* Set task *
Update the data by replacing "driver" with "operator" and changing nothing else. Begin at the line that contains "Patent image size: (1122, 854).", stop after the line that contains "The cellular carrier 82 is at (166, 212).", and return only those lines.

* Extracted records *
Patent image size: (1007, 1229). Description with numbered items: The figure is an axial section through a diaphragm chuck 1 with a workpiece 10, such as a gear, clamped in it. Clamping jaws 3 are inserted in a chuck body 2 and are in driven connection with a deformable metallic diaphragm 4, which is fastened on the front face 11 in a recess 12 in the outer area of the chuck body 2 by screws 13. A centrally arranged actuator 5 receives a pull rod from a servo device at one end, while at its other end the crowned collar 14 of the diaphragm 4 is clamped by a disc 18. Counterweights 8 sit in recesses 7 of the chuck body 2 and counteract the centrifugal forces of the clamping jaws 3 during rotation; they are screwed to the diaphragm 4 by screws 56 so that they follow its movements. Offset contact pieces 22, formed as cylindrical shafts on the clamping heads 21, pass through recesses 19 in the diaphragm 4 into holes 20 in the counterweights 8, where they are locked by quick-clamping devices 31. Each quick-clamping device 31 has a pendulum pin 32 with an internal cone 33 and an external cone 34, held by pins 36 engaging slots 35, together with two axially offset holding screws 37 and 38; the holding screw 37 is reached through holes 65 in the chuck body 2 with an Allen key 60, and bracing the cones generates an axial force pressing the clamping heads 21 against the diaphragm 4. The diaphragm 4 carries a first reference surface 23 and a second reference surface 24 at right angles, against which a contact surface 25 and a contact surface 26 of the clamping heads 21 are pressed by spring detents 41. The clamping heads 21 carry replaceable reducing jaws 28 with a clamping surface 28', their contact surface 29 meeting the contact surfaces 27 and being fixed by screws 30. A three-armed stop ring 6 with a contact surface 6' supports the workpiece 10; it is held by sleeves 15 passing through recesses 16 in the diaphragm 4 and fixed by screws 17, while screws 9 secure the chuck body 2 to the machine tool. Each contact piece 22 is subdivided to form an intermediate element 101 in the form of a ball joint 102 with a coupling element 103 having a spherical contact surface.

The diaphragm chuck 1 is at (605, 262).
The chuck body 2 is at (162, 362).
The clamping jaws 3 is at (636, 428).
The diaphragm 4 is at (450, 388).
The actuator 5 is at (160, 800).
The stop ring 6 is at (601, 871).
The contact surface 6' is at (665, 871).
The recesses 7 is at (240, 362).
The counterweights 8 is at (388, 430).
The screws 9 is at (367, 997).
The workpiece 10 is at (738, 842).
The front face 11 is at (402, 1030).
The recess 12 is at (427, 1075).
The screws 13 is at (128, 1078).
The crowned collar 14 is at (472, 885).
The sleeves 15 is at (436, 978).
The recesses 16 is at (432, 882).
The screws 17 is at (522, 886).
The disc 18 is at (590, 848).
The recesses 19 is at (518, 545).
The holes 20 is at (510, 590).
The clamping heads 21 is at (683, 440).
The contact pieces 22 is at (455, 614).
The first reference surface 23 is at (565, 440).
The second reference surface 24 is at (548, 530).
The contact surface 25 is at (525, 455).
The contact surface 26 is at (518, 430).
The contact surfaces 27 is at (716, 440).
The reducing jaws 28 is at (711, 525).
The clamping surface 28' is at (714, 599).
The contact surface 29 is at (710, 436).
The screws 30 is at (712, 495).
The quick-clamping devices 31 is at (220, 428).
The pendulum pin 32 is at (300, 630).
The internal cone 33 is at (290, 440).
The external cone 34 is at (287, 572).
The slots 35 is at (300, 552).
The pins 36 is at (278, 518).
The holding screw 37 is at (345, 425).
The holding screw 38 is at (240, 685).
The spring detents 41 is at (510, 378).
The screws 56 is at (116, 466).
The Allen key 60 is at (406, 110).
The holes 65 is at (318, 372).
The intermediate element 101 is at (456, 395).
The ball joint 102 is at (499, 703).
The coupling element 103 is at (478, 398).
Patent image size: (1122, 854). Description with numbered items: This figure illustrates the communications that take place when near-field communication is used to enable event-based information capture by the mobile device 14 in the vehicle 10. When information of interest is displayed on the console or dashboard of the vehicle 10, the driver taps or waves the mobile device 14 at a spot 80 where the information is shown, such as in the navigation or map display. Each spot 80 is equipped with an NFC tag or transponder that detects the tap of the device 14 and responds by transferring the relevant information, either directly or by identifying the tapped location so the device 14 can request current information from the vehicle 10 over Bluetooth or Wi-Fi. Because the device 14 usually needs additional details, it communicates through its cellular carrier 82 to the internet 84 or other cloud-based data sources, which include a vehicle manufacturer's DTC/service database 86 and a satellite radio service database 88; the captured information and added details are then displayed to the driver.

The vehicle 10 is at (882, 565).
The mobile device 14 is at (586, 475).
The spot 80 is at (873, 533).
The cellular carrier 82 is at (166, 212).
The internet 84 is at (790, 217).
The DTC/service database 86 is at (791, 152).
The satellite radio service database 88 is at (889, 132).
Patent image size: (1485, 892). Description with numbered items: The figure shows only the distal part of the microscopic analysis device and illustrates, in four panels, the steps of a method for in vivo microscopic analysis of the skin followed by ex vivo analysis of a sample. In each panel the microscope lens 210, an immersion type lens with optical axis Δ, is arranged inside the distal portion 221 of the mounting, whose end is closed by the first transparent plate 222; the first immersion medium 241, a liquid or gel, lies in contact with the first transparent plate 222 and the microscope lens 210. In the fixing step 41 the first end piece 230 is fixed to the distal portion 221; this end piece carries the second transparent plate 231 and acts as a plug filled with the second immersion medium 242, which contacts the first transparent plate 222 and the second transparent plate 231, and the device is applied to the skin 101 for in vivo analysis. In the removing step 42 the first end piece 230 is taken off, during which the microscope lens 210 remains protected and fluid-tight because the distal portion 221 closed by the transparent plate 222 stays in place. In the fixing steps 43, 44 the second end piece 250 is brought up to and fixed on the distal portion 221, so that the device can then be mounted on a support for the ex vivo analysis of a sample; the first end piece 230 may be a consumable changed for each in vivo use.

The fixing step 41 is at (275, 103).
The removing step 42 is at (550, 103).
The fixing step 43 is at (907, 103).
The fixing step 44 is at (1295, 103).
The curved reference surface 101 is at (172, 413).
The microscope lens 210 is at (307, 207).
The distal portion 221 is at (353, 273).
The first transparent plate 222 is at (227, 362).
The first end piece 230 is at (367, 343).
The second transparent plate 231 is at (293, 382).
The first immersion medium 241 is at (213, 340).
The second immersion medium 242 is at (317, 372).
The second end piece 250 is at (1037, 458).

* Solution below *
Patent image size: (1122, 854). Description with numbered items: This figure illustrates the communications that take place when near-field communication is used to enable event-based information capture by the mobile device 14 in the vehicle 10. When information of interest is displayed on the console or dashboard of the vehicle 10, the operator taps or waves the mobile device 14 at a spot 80 where the information is shown, such as in the navigation or map display. Each spot 80 is equipped with an NFC tag or transponder that detects the tap of the device 14 and responds by transferring the relevant information, either directly or by identifying the tapped location so the device 14 can request current information from the vehicle 10 over Bluetooth or Wi-Fi. Because the device 14 usually needs additional details, it communicates through its cellular carrier 82 to the internet 84 or other cloud-based data sources, which include a vehicle manufacturer's DTC/service database 86 and a satellite radio service database 88; the captured information and added details are then displayed to the operator.

The vehicle 10 is at (882, 565).
The mobile device 14 is at (586, 475).
The spot 80 is at (873, 533).
The cellular carrier 82 is at (166, 212).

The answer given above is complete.